Thursday, December 30, 2004

Corsair Affair

Corsair Lyrics

Corsair Press Kit

1. I Saw the Light (For Todd Rundgren) – Gentle Giant inspired ADD morphs into 90s L.A. snootiness during the part about L.A.
2. Sink – Trying to free the spirit of house by attacking it. Shortened by a minute and a half.
3. Berlin Again – Buzzcocks stomp, junkyard journey through Cold War romance.
4. Romantic Getaway Tiger – The proletariat uprising against the pop song. Revving engines and scissors on guitar strings.
5. Dog Day Afternoon – Andrew WK’s self-deprecating reverie.
6. Cross Colas – Rambling monologue with Rick Wakeman and Electro touches.
7. Josta – The pop epiphany, equal parts Jasmine, Wampum, and Lineage
8. Green Darts – The author’s fantasy about having the album fail and getting to hang out with Scritti Politti’s Green Gartside in some sort of creative torpor.
9. Miami – AM radio surf punk anthemic choruses, sung by everyone, part one of "Florida". Shared culture-shock terror.
10. Everglades – The inverse of “Miami”, sung by everyone, but focusing on Megan, part two of "Florida". Reaction to the crowd.
11. Beat by the Beach – Part three of "Florida". Marching band on the beach, reggae evasion, throwing beach balls up in the air.
12. Mohawk Mansion – Obscurity perpetuating obscurity. African guitar pop instrumental.

■ Given material ■
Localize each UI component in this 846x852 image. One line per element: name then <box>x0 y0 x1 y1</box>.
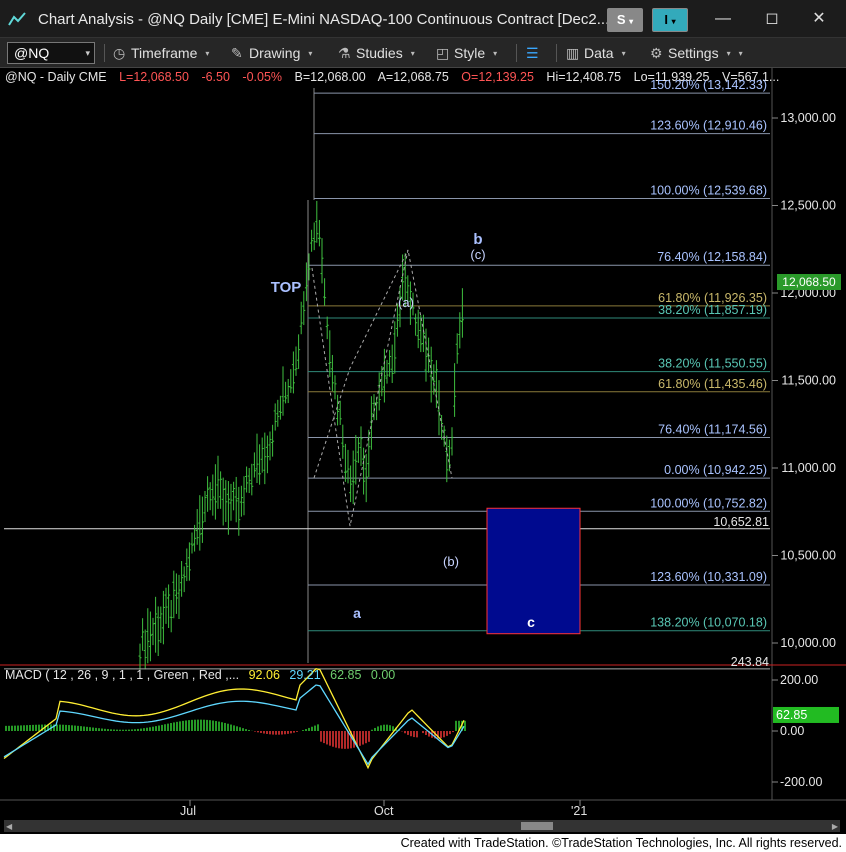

■ Set tasks ■
• 1. According to the Corsair track list, how was the song "Sink" changed?
• 2. Copy the Corsair track list word for word, from "Corsair Affair" up to and including "and a half.".
• 3. Sum up the Corsair track list in two sentences.
The data comes from a different source than the Corsair track list.

■ Answers to the problems ■
• 1. It was shortened by a minute and a half.

• 2.
Corsair Affair

Corsair Lyrics

Corsair Press Kit

1. I Saw the Light (For Todd Rundgren) – Gentle Giant inspired ADD morphs into 90s L.A. snootiness during the part about L.A.
2. Sink – Trying to free the spirit of house by attacking it. Shortened by a minute and a half.

• 3. The Corsair track list describes twelve songs, from "I Saw the Light (For Todd Rundgren)" to the African guitar pop instrumental "Mohawk Mansion." Tracks nine through eleven, "Miami," "Everglades," and "Beat by the Beach," are parts one through three of "Florida."